=== OBJECTIVE ===
Collect every line that includes the string "aprile".

-------- GIVEN DATA --------

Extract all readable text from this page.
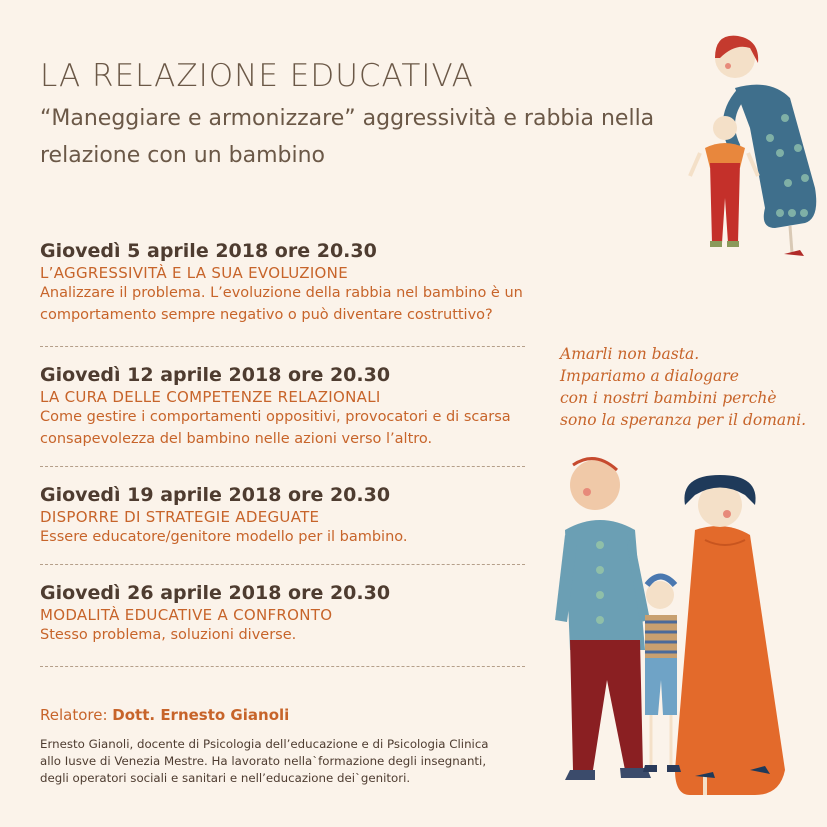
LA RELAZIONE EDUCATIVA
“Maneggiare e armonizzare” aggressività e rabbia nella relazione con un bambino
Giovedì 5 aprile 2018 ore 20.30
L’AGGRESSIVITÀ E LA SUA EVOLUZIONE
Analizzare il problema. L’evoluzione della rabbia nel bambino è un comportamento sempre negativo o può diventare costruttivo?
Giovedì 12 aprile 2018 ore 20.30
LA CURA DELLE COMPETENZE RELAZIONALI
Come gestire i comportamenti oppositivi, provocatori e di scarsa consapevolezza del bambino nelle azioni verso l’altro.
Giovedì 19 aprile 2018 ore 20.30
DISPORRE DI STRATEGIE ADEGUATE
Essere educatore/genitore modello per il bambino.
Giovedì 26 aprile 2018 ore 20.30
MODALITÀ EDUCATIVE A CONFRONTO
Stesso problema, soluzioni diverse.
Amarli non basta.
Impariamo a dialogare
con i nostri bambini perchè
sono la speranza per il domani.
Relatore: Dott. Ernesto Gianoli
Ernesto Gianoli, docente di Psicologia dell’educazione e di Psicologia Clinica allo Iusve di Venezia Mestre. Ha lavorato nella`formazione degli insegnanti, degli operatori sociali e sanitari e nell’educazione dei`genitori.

--------
-------- GIVEN DATA --------

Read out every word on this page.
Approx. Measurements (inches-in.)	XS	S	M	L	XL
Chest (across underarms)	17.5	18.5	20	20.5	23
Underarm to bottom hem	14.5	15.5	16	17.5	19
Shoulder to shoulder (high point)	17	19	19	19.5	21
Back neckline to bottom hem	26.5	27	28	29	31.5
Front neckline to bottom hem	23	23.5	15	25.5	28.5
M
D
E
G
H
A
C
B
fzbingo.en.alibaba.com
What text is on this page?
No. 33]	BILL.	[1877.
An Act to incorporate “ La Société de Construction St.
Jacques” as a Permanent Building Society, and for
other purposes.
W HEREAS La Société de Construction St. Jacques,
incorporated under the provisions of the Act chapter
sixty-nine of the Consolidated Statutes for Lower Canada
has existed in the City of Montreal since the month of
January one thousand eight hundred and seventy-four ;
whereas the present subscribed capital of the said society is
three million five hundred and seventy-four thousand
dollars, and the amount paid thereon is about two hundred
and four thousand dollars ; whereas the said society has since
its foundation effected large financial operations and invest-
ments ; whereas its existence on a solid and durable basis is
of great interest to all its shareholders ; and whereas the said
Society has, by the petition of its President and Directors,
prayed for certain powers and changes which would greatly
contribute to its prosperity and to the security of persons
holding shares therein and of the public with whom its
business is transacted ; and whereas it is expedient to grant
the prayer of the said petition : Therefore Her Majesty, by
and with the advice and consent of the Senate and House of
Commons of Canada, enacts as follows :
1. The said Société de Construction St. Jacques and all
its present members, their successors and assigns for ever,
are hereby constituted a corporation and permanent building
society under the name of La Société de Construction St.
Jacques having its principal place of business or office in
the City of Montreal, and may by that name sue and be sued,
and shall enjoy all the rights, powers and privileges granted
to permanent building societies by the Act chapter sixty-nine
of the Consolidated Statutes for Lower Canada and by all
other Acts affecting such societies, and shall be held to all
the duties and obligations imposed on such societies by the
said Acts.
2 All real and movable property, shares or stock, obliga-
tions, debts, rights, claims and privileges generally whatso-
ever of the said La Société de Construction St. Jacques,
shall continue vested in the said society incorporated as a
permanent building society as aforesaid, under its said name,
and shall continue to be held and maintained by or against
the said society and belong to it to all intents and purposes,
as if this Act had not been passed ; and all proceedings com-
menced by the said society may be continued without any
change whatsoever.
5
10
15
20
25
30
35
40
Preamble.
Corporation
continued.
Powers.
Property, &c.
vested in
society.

--------

=== EXERCISE SOLUTION ===
Giovedì 5 aprile 2018 ore 20.30
Giovedì 12 aprile 2018 ore 20.30
Giovedì 19 aprile 2018 ore 20.30
Giovedì 26 aprile 2018 ore 20.30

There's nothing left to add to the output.